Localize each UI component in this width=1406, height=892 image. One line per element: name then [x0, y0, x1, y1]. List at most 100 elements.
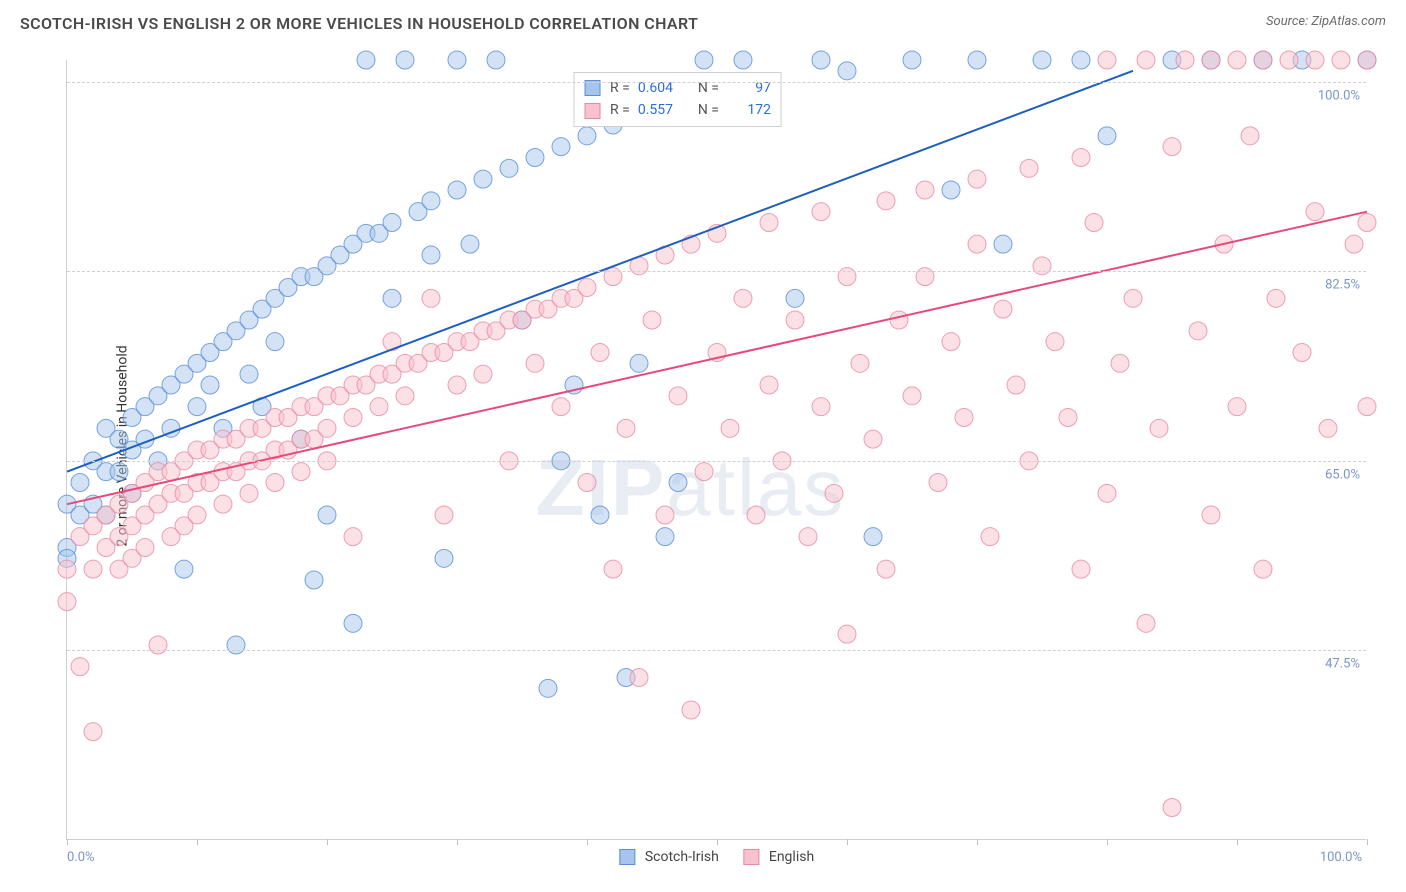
data-point [383, 289, 401, 307]
data-point [981, 528, 999, 546]
data-point [825, 484, 843, 502]
data-point [383, 214, 401, 232]
gridline [67, 271, 1366, 272]
data-point [929, 474, 947, 492]
x-tick [717, 839, 718, 845]
x-tick [1237, 839, 1238, 845]
legend-swatch [584, 103, 600, 119]
chart-title: SCOTCH-IRISH VS ENGLISH 2 OR MORE VEHICL… [20, 14, 698, 33]
data-point [838, 62, 856, 80]
data-point [916, 181, 934, 199]
data-point [448, 376, 466, 394]
data-point [292, 463, 310, 481]
legend-R-label: R = [610, 99, 630, 121]
data-point [1098, 127, 1116, 145]
data-point [1046, 333, 1064, 351]
x-tick [587, 839, 588, 845]
data-point [955, 409, 973, 427]
legend-N-label: N = [698, 77, 719, 99]
data-point [1098, 51, 1116, 69]
data-point [474, 365, 492, 383]
data-point [357, 51, 375, 69]
legend-R-value: 0.604 [638, 77, 682, 99]
data-point [305, 571, 323, 589]
y-tick-label: 65.0% [1325, 467, 1360, 482]
legend-R-value: 0.557 [638, 99, 682, 121]
data-point [461, 235, 479, 253]
data-point [994, 300, 1012, 318]
data-point [84, 560, 102, 578]
legend-series-label: English [769, 849, 814, 865]
data-point [1020, 159, 1038, 177]
data-point [422, 246, 440, 264]
data-point [240, 484, 258, 502]
data-point [487, 51, 505, 69]
data-point [1306, 203, 1324, 221]
legend-N-value: 172 [727, 99, 771, 121]
data-point [1150, 419, 1168, 437]
y-tick-label: 47.5% [1325, 657, 1360, 672]
data-point [422, 289, 440, 307]
data-point [864, 528, 882, 546]
data-point [604, 560, 622, 578]
data-point [136, 539, 154, 557]
data-point [812, 398, 830, 416]
data-point [630, 354, 648, 372]
data-point [1280, 51, 1298, 69]
data-point [448, 51, 466, 69]
correlation-legend: R =0.604N =97R =0.557N =172 [573, 72, 782, 127]
data-point [1033, 51, 1051, 69]
legend-swatch [743, 849, 759, 865]
data-point [552, 138, 570, 156]
data-point [617, 419, 635, 437]
data-point [1202, 506, 1220, 524]
data-point [435, 549, 453, 567]
data-point [695, 51, 713, 69]
data-point [526, 149, 544, 167]
data-point [1228, 51, 1246, 69]
data-point [1358, 398, 1376, 416]
data-point [1072, 51, 1090, 69]
data-point [721, 419, 739, 437]
x-tick-label: 0.0% [67, 850, 95, 865]
data-point [552, 398, 570, 416]
data-point [747, 506, 765, 524]
data-point [526, 354, 544, 372]
data-point [240, 365, 258, 383]
data-point [396, 387, 414, 405]
gridline [67, 650, 1366, 651]
data-point [877, 560, 895, 578]
data-point [1176, 51, 1194, 69]
data-point [1072, 149, 1090, 167]
data-point [1254, 51, 1272, 69]
data-point [84, 723, 102, 741]
legend-N-label: N = [698, 99, 719, 121]
data-point [799, 528, 817, 546]
legend-R-label: R = [610, 77, 630, 99]
data-point [344, 409, 362, 427]
data-point [578, 474, 596, 492]
legend-item: Scotch-Irish [619, 849, 719, 865]
y-tick-label: 82.5% [1325, 278, 1360, 293]
data-point [110, 463, 128, 481]
data-point [1293, 344, 1311, 362]
data-point [812, 51, 830, 69]
data-point [214, 495, 232, 513]
gridline [67, 461, 1366, 462]
data-point [968, 51, 986, 69]
data-point [1137, 51, 1155, 69]
data-point [838, 625, 856, 643]
gridline [67, 82, 1366, 83]
data-point [643, 311, 661, 329]
x-tick [1367, 839, 1368, 845]
data-point [812, 203, 830, 221]
data-point [71, 474, 89, 492]
data-point [266, 333, 284, 351]
data-point [1124, 289, 1142, 307]
data-point [877, 192, 895, 210]
plot-region: ZIPatlas R =0.604N =97R =0.557N =172 Sco… [66, 60, 1366, 840]
data-point [786, 289, 804, 307]
data-point [1267, 289, 1285, 307]
data-point [435, 506, 453, 524]
data-point [188, 506, 206, 524]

* * *

**Exercise description:**
Copy the listing, changing every "data-point" to "marker" and leaving everything else as it is. Omit the picture.

**The solution:**
Localize each UI component in this width=1406, height=892 image. One line per element: name then [x0, y0, x1, y1]. List at most 100 elements.
marker [383, 289, 401, 307]
marker [981, 528, 999, 546]
marker [825, 484, 843, 502]
marker [383, 214, 401, 232]
gridline [67, 271, 1366, 272]
marker [929, 474, 947, 492]
x-tick [717, 839, 718, 845]
x-tick [1237, 839, 1238, 845]
legend-swatch [584, 103, 600, 119]
chart-title: SCOTCH-IRISH VS ENGLISH 2 OR MORE VEHICL… [20, 14, 698, 33]
marker [838, 62, 856, 80]
marker [916, 181, 934, 199]
marker [448, 376, 466, 394]
marker [292, 463, 310, 481]
legend-R-label: R = [610, 99, 630, 121]
marker [1098, 127, 1116, 145]
marker [1046, 333, 1064, 351]
x-tick [587, 839, 588, 845]
marker [955, 409, 973, 427]
legend-N-label: N = [698, 77, 719, 99]
marker [1098, 51, 1116, 69]
marker [474, 365, 492, 383]
marker [357, 51, 375, 69]
legend-R-value: 0.604 [638, 77, 682, 99]
marker [305, 571, 323, 589]
y-tick-label: 65.0% [1325, 467, 1360, 482]
legend-R-value: 0.557 [638, 99, 682, 121]
marker [461, 235, 479, 253]
marker [994, 300, 1012, 318]
marker [84, 560, 102, 578]
legend-series-label: English [769, 849, 814, 865]
marker [1020, 159, 1038, 177]
marker [422, 246, 440, 264]
marker [240, 484, 258, 502]
marker [487, 51, 505, 69]
marker [1306, 203, 1324, 221]
legend-N-value: 172 [727, 99, 771, 121]
marker [1150, 419, 1168, 437]
y-tick-label: 47.5% [1325, 657, 1360, 672]
marker [422, 289, 440, 307]
marker [864, 528, 882, 546]
marker [604, 560, 622, 578]
marker [136, 539, 154, 557]
marker [812, 398, 830, 416]
marker [630, 354, 648, 372]
marker [1280, 51, 1298, 69]
marker [448, 51, 466, 69]
correlation-legend: R =0.604N =97R =0.557N =172 [573, 72, 782, 127]
marker [1033, 51, 1051, 69]
legend-swatch [743, 849, 759, 865]
marker [552, 138, 570, 156]
marker [617, 419, 635, 437]
marker [1202, 506, 1220, 524]
marker [435, 549, 453, 567]
marker [695, 51, 713, 69]
marker [526, 149, 544, 167]
marker [1228, 51, 1246, 69]
marker [1358, 398, 1376, 416]
marker [1072, 51, 1090, 69]
marker [721, 419, 739, 437]
x-tick-label: 0.0% [67, 850, 95, 865]
marker [552, 398, 570, 416]
marker [747, 506, 765, 524]
marker [526, 354, 544, 372]
marker [240, 365, 258, 383]
marker [396, 387, 414, 405]
gridline [67, 650, 1366, 651]
marker [877, 560, 895, 578]
marker [1176, 51, 1194, 69]
marker [1072, 149, 1090, 167]
marker [1254, 51, 1272, 69]
marker [84, 723, 102, 741]
legend-N-label: N = [698, 99, 719, 121]
marker [799, 528, 817, 546]
legend-R-label: R = [610, 77, 630, 99]
marker [344, 409, 362, 427]
marker [578, 474, 596, 492]
legend-item: Scotch-Irish [619, 849, 719, 865]
y-tick-label: 82.5% [1325, 278, 1360, 293]
marker [110, 463, 128, 481]
marker [1293, 344, 1311, 362]
marker [812, 51, 830, 69]
marker [214, 495, 232, 513]
gridline [67, 461, 1366, 462]
marker [968, 51, 986, 69]
marker [1137, 51, 1155, 69]
marker [838, 625, 856, 643]
gridline [67, 82, 1366, 83]
marker [643, 311, 661, 329]
x-tick [1367, 839, 1368, 845]
marker [812, 203, 830, 221]
marker [71, 474, 89, 492]
marker [266, 333, 284, 351]
marker [1124, 289, 1142, 307]
marker [877, 192, 895, 210]
plot-region: ZIPatlas R =0.604N =97R =0.557N =172 Sco… [66, 60, 1366, 840]
marker [786, 289, 804, 307]
marker [1267, 289, 1285, 307]
marker [435, 506, 453, 524]
marker [188, 506, 206, 524]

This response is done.